### Passage shown
######

Friday, July 17, 2009

Gulfport RePost- Day Four: I am a tar-baby

12/19


as i write this, i'm sitting in the stairway just around the corner from where the girls are sleeping, typing in the dark so i don't wake them. through the window i can hear one of the most beautiful rains i've ever been in. big, heavy drops in a warm and still night. and i'm thinking about that roof that won't be finished tomorrow because of it, and i'm getting frustrated all over again.


it's been one of those days. we finished one of 5 flat sides of the roof, and it was one of the most satisfying things i've ever done. then we started on the next piece. and then, when that was done, the next one. so thrilling to be making such progress... but today was our last day working, and we didn't finish. i knew climbing up the ladder this morning that there was no way we would finish, but as the sun started sinking into the horizon and the shadows started inching towards just being dusk... no matter how quickly i worked the nail gun, and how much i tore up my knees moving across the shingles, there was nothing i could do but leave it unfinished. frustrating.

######

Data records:

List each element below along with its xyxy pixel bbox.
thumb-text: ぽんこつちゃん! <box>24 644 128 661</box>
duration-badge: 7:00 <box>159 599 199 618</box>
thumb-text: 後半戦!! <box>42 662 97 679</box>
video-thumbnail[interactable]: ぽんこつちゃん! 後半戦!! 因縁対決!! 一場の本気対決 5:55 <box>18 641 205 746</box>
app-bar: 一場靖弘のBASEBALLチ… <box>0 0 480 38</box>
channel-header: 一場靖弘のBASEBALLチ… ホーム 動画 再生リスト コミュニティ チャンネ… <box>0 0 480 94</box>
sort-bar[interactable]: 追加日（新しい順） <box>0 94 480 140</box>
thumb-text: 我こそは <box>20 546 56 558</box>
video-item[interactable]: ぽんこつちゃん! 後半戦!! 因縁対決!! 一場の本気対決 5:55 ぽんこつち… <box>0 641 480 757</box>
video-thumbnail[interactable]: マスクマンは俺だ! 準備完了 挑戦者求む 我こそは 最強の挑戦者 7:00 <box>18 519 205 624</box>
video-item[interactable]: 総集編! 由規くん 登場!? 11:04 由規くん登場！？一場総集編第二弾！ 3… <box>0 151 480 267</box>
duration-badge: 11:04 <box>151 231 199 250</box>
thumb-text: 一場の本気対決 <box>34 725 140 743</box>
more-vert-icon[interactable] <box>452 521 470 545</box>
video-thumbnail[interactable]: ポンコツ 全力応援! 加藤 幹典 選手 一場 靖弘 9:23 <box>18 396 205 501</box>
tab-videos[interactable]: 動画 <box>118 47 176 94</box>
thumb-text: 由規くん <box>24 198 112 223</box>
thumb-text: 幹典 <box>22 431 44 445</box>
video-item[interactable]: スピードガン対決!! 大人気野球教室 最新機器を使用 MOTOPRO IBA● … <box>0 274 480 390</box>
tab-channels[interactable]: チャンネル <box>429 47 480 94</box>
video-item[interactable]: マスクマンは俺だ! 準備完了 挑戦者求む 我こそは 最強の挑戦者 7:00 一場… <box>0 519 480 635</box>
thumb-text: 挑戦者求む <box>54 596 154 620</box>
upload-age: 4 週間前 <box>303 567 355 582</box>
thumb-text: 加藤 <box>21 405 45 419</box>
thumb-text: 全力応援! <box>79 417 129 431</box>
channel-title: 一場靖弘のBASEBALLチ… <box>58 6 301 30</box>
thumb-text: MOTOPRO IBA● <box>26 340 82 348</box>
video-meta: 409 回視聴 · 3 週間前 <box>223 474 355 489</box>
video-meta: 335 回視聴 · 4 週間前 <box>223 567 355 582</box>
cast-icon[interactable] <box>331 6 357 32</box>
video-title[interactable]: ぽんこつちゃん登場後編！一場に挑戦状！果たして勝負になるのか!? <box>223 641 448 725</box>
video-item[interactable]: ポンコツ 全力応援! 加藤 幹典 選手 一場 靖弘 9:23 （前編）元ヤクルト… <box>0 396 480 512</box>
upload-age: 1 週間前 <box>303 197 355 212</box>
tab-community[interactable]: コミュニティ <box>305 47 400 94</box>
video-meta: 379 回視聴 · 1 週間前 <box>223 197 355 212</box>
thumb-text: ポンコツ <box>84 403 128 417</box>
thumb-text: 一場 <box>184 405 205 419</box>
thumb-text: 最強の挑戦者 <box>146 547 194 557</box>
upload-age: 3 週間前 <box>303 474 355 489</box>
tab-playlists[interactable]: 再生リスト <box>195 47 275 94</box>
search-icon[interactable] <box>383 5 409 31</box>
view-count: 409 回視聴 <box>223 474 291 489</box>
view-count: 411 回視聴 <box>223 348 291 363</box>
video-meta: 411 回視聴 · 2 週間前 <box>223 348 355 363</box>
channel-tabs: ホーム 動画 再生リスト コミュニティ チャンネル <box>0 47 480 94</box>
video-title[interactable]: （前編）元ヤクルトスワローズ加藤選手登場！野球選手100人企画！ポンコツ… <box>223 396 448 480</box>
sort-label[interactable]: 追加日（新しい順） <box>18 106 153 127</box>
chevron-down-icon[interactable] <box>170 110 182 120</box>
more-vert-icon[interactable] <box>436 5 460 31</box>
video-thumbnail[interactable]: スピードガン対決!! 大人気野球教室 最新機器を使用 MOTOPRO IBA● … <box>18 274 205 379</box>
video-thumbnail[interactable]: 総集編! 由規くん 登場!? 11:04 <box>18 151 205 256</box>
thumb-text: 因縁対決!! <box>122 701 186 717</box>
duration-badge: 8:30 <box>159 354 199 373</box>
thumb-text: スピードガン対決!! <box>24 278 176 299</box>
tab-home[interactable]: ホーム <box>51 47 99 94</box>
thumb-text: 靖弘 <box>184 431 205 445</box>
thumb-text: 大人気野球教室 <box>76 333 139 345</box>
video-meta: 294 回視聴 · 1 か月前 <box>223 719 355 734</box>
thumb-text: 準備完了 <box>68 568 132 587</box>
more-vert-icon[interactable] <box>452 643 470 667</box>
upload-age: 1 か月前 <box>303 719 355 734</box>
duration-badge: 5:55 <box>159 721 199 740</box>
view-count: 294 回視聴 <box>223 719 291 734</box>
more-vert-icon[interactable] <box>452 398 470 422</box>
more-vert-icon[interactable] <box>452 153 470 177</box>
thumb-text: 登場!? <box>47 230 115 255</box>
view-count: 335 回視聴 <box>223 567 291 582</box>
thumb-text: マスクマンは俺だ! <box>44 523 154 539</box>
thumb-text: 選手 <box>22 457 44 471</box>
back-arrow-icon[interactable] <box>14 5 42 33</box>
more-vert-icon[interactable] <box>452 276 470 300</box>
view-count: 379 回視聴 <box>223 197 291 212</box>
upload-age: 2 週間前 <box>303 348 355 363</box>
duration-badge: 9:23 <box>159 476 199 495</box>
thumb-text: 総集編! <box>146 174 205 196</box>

######

### Parts of the exercise
A: Please copy the roofing blog post starting with "it's been one" and going on through "it unfinished. frustrating.", changing "nail gun" to "hammer".
B: Answer these questions from the roofing blog post:
(i) Which day of the Gulfport trip does its title give?
(ii) How many flat sides does the roof have?
(iii) What can the writer hear through the window?
These records come from a separate source and are not part of the roofing blog post.

### Results of the exercise
A:
it's been one of those days. we finished one of 5 flat sides of the roof, and it was one of the most satisfying things i've ever done. then we started on the next piece. and then, when that was done, the next one. so thrilling to be making such progress... but today was our last day working, and we didn't finish. i knew climbing up the ladder this morning that there was no way we would finish, but as the sun started sinking into the horizon and the shadows started inching towards just being dusk... no matter how quickly i worked the hammer, and how much i tore up my knees moving across the shingles, there was nothing i could do but leave it unfinished. frustrating.

B:
(i) Day Four
(ii) 5
(iii) Rain